# [Objective]
Continue the text on grant teams from the point where it ends.

Grant professionals can secure grant awards without a formal grant team in place. But no grant professional can be sustainably successful — or avoid burnout — when working entirely in isolation. As we explore in Grant Writing is a Team Sport, grants require the interaction, input, and support of colleagues across an organization to be truly competitive. The challenge is that many organizations struggle to get colleagues to recognize their informal role as grant team members, or find it difficult to establish a formal team when staff are already stretched thin. Often, the root issue is simply that no one has clearly defined what a grant team actually is.

 

What Is a Grant Team?

 

A grant team is a group of colleagues who have a shared stake in creating competitive grant applications — and in ensuring that any funded project can actually be implemented successfully.

 

More specifically, a grant team may be any of the following:

 

A group of colleagues, either formally or informally aligned, that meets in person or remotely on a regular basis throughout the year to discuss upcoming deadlines, funding priorities, and application plans.

 

A group of colleagues that gathers around a specific grant opportunity the organization is pursuing, supporting the lead grant professional in moving that application from concept to submission.

# [Excerpted data]
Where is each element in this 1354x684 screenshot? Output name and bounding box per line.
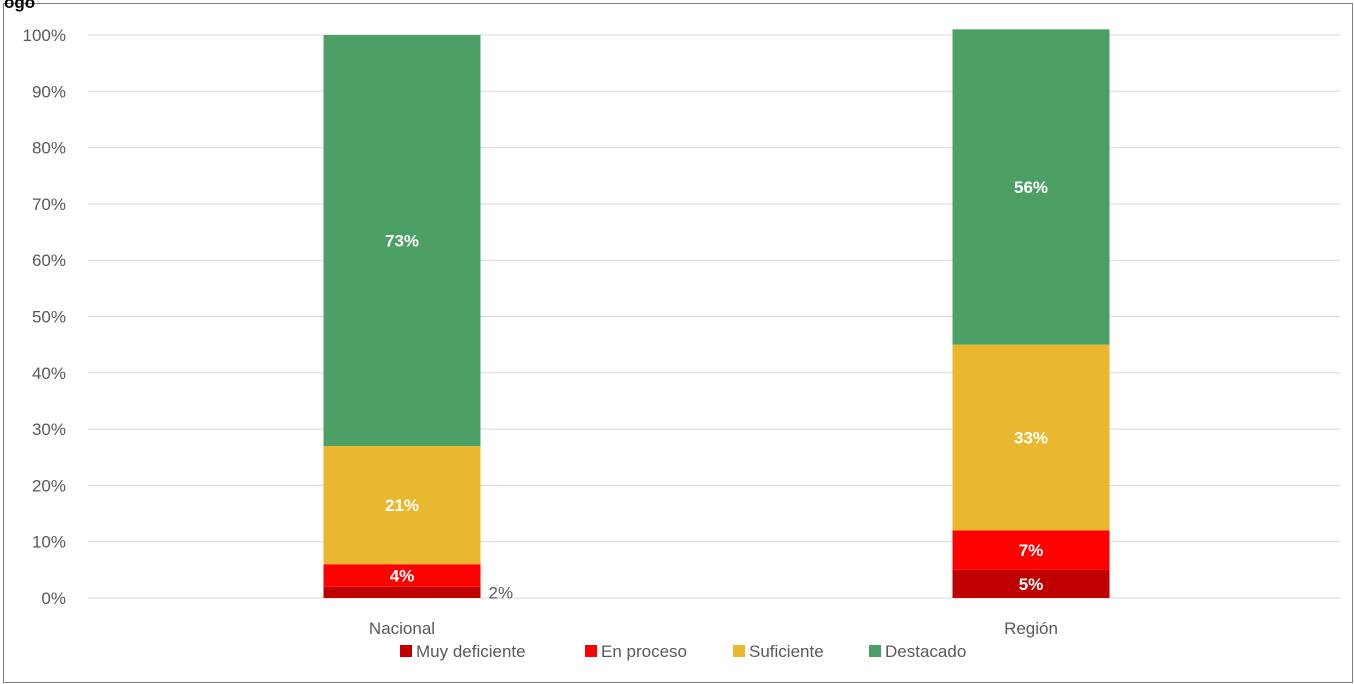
bar-segment-en-proceso xyxy=(323,564,481,587)
data-label: 33% xyxy=(1014,429,1048,448)
legend-swatch xyxy=(869,645,881,657)
chart-title-partial: ogo xyxy=(4,0,36,12)
data-label: 4% xyxy=(390,566,415,585)
y-tick-label: 40% xyxy=(32,364,66,383)
data-label: 2% xyxy=(489,583,514,602)
y-axis: 0% 10% 20% 30% 40% 50% 60% 70% 80% 90% 100% xyxy=(23,26,66,608)
bar-segment-destacado xyxy=(952,29,1110,345)
x-category-label: Nacional xyxy=(369,619,435,638)
legend: Muy deficiente En proceso Suficiente Destac… xyxy=(400,642,966,661)
legend-swatch xyxy=(733,645,745,657)
y-tick-label: 30% xyxy=(32,420,66,439)
y-tick-label: 70% xyxy=(32,195,66,214)
bar-segment-suficiente xyxy=(323,445,481,565)
y-tick-label: 20% xyxy=(32,476,66,495)
chart-frame: ogo xyxy=(3,0,1353,683)
data-label: 7% xyxy=(1019,541,1044,560)
y-tick-label: 0% xyxy=(41,589,66,608)
y-tick-label: 100% xyxy=(23,26,66,45)
bar-segment-suficiente xyxy=(952,344,1110,531)
data-label: 5% xyxy=(1019,575,1044,594)
bar-segment-muy-deficiente xyxy=(952,569,1110,598)
legend-swatch xyxy=(585,645,597,657)
data-label: 56% xyxy=(1014,178,1048,197)
legend-swatch xyxy=(400,645,412,657)
x-category-label: Región xyxy=(1004,619,1058,638)
gridlines xyxy=(88,34,1340,599)
y-tick-label: 10% xyxy=(32,533,66,552)
legend-label: Destacado xyxy=(885,642,966,661)
legend-label: Muy deficiente xyxy=(416,642,526,661)
data-label: 21% xyxy=(385,496,419,515)
y-tick-label: 50% xyxy=(32,308,66,327)
y-tick-label: 90% xyxy=(32,82,66,101)
bar-segment-destacado xyxy=(323,35,481,446)
y-tick-label: 60% xyxy=(32,251,66,270)
bars: 2% 4% 21% 73% 5% 7% 33% 56% xyxy=(323,29,1110,602)
data-label: 73% xyxy=(385,231,419,250)
legend-label: En proceso xyxy=(601,642,687,661)
bar-segment-en-proceso xyxy=(952,530,1110,570)
legend-label: Suficiente xyxy=(749,642,824,661)
x-axis: Nacional Región xyxy=(369,619,1058,638)
bar-segment-muy-deficiente xyxy=(323,586,481,598)
y-tick-label: 80% xyxy=(32,139,66,158)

# [Task result]
Grant teams can look different from one organization to the next. Some are formally structured standing committees with set meeting schedules. Others are informal groups that convene as needed around specific opportunities. Both can work — what matters is that the right people are at the table.

 

Who Should Be on a Grant Team?

Every successful grant team looks a little different depending on organization culture, size, and the type of grants being pursued. Rather than focusing on specific titles, it is more useful to think about which roles and areas of expertise need to be represented.

 

A strong grant team typically includes representation from the following areas:

  • Grant Professional — leads the process, manages deadlines, and drives the application
  • Leadership — provides organizational vision and buy-in for funding priorities
  • Finance — ensures budget accuracy, compliance, and alignment with organizational financial systems
  • Programs — contributes program design knowledge, data, and implementation realism
  • Evaluation/Data — supports outcome measurement, data collection, and reporting capacity
  • IT — assists with systems, portals, and technology compliance as needed
  • Marketing/Communications — can strengthen narrative, storytelling, and audience framing

 

The grant team works best when it is facilitated by the lead grant professional — either on an ongoing basis or specifically for each application the team convenes around.

 

Not sure how your organization measures up when it comes to having a functioning grant team? Take the free GRASP Tool — Grant Readiness Assessment to get a customized score and feedback on where your organization stands, including your internal capacity for grant seeking.

 

What Does a Grant Team Do?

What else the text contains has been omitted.